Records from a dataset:
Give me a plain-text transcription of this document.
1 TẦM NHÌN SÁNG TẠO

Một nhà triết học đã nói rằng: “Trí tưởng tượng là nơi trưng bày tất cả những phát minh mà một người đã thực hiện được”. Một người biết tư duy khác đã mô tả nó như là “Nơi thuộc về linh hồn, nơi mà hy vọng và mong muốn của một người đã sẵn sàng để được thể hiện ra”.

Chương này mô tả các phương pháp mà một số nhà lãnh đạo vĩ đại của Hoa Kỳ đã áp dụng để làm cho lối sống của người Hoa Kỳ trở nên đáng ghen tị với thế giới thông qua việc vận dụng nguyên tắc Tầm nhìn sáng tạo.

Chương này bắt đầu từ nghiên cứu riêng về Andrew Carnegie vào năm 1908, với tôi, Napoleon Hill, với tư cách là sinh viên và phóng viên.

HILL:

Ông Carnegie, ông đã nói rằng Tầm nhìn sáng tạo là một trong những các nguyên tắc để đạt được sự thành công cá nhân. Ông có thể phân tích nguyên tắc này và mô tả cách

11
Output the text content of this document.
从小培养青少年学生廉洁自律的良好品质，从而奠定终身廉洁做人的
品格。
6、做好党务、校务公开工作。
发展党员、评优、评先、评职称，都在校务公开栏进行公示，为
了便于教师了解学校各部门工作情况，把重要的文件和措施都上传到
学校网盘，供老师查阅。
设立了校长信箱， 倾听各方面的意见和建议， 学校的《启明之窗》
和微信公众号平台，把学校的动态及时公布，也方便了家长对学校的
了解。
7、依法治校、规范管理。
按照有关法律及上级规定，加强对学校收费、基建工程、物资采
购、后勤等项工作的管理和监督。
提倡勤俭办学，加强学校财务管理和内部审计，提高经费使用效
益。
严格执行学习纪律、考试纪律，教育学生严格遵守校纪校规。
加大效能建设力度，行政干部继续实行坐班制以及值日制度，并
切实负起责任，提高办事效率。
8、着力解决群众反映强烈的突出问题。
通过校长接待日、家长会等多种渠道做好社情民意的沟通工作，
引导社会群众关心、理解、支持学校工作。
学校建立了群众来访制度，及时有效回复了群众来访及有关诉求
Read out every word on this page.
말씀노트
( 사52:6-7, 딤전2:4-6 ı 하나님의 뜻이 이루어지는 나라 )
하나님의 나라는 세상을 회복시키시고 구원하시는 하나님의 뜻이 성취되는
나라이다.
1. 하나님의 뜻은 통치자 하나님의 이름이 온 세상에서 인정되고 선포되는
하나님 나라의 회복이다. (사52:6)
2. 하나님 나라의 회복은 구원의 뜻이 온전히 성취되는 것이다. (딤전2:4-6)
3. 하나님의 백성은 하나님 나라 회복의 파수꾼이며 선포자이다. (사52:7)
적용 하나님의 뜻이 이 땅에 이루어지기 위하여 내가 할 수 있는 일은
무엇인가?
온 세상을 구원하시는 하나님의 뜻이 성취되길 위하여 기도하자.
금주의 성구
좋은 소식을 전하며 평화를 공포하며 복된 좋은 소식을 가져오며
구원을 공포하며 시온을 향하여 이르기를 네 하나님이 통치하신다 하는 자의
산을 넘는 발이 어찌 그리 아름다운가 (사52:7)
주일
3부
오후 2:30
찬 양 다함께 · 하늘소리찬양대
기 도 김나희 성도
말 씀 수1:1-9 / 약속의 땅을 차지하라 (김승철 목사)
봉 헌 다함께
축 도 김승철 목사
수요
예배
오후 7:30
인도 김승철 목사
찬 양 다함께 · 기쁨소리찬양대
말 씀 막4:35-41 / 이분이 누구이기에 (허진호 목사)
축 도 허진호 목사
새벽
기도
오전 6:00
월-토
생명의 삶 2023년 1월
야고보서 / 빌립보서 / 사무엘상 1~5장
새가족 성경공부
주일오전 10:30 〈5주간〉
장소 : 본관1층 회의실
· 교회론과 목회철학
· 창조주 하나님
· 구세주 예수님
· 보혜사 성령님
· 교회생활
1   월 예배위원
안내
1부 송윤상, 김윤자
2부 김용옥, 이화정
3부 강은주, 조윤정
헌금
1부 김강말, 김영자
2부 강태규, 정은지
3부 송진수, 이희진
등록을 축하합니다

What needs to be done:
Your task is to give the records above again, exactly.

Result below:
Give me a plain-text transcription of this document.
1 TẦM NHÌN SÁNG TẠO

Một nhà triết học đã nói rằng: “Trí tưởng tượng là nơi trưng bày tất cả những phát minh mà một người đã thực hiện được”. Một người biết tư duy khác đã mô tả nó như là “Nơi thuộc về linh hồn, nơi mà hy vọng và mong muốn của một người đã sẵn sàng để được thể hiện ra”.

Chương này mô tả các phương pháp mà một số nhà lãnh đạo vĩ đại của Hoa Kỳ đã áp dụng để làm cho lối sống của người Hoa Kỳ trở nên đáng ghen tị với thế giới thông qua việc vận dụng nguyên tắc Tầm nhìn sáng tạo.

Chương này bắt đầu từ nghiên cứu riêng về Andrew Carnegie vào năm 1908, với tôi, Napoleon Hill, với tư cách là sinh viên và phóng viên.

HILL:

Ông Carnegie, ông đã nói rằng Tầm nhìn sáng tạo là một trong những các nguyên tắc để đạt được sự thành công cá nhân. Ông có thể phân tích nguyên tắc này và mô tả cách

11
Output the text content of this document.
从小培养青少年学生廉洁自律的良好品质，从而奠定终身廉洁做人的
品格。
6、做好党务、校务公开工作。
发展党员、评优、评先、评职称，都在校务公开栏进行公示，为
了便于教师了解学校各部门工作情况，把重要的文件和措施都上传到
学校网盘，供老师查阅。
设立了校长信箱， 倾听各方面的意见和建议， 学校的《启明之窗》
和微信公众号平台，把学校的动态及时公布，也方便了家长对学校的
了解。
7、依法治校、规范管理。
按照有关法律及上级规定，加强对学校收费、基建工程、物资采
购、后勤等项工作的管理和监督。
提倡勤俭办学，加强学校财务管理和内部审计，提高经费使用效
益。
严格执行学习纪律、考试纪律，教育学生严格遵守校纪校规。
加大效能建设力度，行政干部继续实行坐班制以及值日制度，并
切实负起责任，提高办事效率。
8、着力解决群众反映强烈的突出问题。
通过校长接待日、家长会等多种渠道做好社情民意的沟通工作，
引导社会群众关心、理解、支持学校工作。
学校建立了群众来访制度，及时有效回复了群众来访及有关诉求
Read out every word on this page.
말씀노트
( 사52:6-7, 딤전2:4-6 ı 하나님의 뜻이 이루어지는 나라 )
하나님의 나라는 세상을 회복시키시고 구원하시는 하나님의 뜻이 성취되는
나라이다.
1. 하나님의 뜻은 통치자 하나님의 이름이 온 세상에서 인정되고 선포되는
하나님 나라의 회복이다. (사52:6)
2. 하나님 나라의 회복은 구원의 뜻이 온전히 성취되는 것이다. (딤전2:4-6)
3. 하나님의 백성은 하나님 나라 회복의 파수꾼이며 선포자이다. (사52:7)
적용 하나님의 뜻이 이 땅에 이루어지기 위하여 내가 할 수 있는 일은
무엇인가?
온 세상을 구원하시는 하나님의 뜻이 성취되길 위하여 기도하자.
금주의 성구
좋은 소식을 전하며 평화를 공포하며 복된 좋은 소식을 가져오며
구원을 공포하며 시온을 향하여 이르기를 네 하나님이 통치하신다 하는 자의
산을 넘는 발이 어찌 그리 아름다운가 (사52:7)
주일
3부
오후 2:30
찬 양 다함께 · 하늘소리찬양대
기 도 김나희 성도
말 씀 수1:1-9 / 약속의 땅을 차지하라 (김승철 목사)
봉 헌 다함께
축 도 김승철 목사
수요
예배
오후 7:30
인도 김승철 목사
찬 양 다함께 · 기쁨소리찬양대
말 씀 막4:35-41 / 이분이 누구이기에 (허진호 목사)
축 도 허진호 목사
새벽
기도
오전 6:00
월-토
생명의 삶 2023년 1월
야고보서 / 빌립보서 / 사무엘상 1~5장
새가족 성경공부
주일오전 10:30 〈5주간〉
장소 : 본관1층 회의실
· 교회론과 목회철학
· 창조주 하나님
· 구세주 예수님
· 보혜사 성령님
· 교회생활
1   월 예배위원
안내
1부 송윤상, 김윤자
2부 김용옥, 이화정
3부 강은주, 조윤정
헌금
1부 김강말, 김영자
2부 강태규, 정은지
3부 송진수, 이희진
등록을 축하합니다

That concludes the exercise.